==== Exercise materials

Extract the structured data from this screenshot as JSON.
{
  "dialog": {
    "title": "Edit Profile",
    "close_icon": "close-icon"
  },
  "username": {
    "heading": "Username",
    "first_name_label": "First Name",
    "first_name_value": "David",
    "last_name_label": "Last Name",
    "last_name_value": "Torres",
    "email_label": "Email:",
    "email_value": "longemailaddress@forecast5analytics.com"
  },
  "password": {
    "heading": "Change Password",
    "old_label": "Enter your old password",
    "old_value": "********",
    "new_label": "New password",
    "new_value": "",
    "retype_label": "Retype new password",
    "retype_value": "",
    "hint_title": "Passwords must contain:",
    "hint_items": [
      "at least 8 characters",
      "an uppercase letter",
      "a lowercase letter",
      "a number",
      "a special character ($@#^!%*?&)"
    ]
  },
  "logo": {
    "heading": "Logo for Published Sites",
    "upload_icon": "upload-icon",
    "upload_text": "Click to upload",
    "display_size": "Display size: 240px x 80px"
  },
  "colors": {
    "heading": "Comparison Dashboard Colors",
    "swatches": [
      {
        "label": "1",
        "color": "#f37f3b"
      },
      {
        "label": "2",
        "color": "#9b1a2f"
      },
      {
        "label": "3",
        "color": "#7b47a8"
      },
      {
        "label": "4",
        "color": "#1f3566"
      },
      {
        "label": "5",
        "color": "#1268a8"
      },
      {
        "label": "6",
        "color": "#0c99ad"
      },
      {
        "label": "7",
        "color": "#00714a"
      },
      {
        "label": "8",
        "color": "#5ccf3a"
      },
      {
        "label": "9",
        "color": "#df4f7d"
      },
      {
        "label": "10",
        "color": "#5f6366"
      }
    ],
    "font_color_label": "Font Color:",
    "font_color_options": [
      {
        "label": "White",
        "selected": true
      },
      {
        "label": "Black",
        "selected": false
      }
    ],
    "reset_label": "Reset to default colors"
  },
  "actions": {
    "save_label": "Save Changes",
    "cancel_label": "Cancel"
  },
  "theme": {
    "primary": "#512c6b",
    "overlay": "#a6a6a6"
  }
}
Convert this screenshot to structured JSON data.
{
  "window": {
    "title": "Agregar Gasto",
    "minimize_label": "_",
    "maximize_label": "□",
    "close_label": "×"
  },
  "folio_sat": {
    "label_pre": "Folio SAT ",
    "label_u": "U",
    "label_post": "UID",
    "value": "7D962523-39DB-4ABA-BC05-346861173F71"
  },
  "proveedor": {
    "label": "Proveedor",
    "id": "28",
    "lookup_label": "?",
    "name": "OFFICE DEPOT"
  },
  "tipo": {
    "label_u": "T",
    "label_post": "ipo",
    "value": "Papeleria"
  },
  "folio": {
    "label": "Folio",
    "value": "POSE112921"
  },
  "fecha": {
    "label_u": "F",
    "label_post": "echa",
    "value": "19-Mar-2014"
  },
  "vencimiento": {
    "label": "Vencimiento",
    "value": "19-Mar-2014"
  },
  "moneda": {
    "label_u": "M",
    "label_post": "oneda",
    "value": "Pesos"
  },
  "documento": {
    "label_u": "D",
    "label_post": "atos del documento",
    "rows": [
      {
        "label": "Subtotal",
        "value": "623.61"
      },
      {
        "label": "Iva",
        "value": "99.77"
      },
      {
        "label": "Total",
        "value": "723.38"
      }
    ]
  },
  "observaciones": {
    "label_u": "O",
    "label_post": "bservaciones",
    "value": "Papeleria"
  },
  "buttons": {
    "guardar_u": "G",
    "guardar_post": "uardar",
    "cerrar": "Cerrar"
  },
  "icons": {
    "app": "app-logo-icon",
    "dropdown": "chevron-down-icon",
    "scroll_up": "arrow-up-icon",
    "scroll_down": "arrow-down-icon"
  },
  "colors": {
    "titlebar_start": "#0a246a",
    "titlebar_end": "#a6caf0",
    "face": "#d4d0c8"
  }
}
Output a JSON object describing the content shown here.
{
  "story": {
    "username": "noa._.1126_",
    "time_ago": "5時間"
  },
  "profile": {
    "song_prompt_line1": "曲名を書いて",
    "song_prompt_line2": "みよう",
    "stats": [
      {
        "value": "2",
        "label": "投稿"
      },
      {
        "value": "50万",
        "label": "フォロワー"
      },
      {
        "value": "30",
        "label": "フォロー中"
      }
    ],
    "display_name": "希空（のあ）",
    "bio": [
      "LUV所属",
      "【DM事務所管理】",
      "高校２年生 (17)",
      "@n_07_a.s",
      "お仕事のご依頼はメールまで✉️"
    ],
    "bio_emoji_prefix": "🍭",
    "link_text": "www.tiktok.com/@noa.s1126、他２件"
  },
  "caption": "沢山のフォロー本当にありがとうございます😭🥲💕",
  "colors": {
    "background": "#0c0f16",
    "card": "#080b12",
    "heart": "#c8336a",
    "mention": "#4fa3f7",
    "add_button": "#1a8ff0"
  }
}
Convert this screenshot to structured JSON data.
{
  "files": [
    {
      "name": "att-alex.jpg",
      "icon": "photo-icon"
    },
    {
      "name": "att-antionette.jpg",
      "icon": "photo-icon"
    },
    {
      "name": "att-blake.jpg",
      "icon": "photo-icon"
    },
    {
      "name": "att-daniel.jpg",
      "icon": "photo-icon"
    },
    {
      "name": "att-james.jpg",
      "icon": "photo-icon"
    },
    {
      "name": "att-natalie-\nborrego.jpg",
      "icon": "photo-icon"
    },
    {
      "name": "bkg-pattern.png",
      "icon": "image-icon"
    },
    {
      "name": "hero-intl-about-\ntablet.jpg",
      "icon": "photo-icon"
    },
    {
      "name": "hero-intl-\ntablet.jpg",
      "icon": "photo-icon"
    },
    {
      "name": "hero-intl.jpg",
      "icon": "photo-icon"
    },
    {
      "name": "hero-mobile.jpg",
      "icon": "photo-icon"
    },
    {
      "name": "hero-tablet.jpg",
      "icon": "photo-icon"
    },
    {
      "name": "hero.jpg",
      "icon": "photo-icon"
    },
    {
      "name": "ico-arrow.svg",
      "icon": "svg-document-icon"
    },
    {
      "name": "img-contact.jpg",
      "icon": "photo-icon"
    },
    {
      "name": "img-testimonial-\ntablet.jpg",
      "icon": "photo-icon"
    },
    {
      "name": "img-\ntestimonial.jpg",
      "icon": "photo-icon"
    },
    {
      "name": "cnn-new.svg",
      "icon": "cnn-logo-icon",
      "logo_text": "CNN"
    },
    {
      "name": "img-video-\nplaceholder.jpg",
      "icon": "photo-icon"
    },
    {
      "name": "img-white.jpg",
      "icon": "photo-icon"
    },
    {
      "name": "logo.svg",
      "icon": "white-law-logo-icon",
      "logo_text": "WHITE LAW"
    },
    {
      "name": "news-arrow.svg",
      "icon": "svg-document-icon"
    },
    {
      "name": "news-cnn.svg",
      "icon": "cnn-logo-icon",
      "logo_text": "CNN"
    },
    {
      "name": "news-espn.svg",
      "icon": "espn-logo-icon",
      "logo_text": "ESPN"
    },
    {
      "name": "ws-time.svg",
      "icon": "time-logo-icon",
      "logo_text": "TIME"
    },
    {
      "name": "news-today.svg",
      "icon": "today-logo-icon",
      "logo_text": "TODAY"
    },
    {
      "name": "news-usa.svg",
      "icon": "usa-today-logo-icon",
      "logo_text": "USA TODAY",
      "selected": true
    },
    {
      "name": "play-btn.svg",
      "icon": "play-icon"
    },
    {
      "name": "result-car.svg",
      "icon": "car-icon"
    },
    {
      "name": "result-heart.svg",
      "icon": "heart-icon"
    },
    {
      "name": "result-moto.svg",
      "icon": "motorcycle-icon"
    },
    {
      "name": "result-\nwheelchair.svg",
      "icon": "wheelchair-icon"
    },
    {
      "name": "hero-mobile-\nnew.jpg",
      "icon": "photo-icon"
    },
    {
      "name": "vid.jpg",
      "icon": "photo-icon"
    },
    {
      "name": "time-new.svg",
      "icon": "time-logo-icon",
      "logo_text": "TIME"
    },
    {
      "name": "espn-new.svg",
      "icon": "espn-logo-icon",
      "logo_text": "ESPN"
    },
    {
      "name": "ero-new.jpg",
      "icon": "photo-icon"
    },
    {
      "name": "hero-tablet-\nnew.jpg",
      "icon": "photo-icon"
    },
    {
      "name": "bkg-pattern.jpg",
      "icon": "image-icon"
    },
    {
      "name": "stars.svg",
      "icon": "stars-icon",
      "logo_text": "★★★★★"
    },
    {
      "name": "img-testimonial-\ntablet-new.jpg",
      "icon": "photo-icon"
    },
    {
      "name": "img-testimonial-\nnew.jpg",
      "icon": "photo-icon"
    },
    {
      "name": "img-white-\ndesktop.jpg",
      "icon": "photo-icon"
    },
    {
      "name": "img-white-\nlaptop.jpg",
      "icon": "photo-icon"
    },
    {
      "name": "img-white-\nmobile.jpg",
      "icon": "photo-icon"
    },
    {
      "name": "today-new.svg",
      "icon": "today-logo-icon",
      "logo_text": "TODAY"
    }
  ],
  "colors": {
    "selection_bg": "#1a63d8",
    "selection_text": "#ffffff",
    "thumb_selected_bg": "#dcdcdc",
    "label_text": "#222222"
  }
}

========

In the records above, how many lines include "heart"? Give that number and nothing more.

3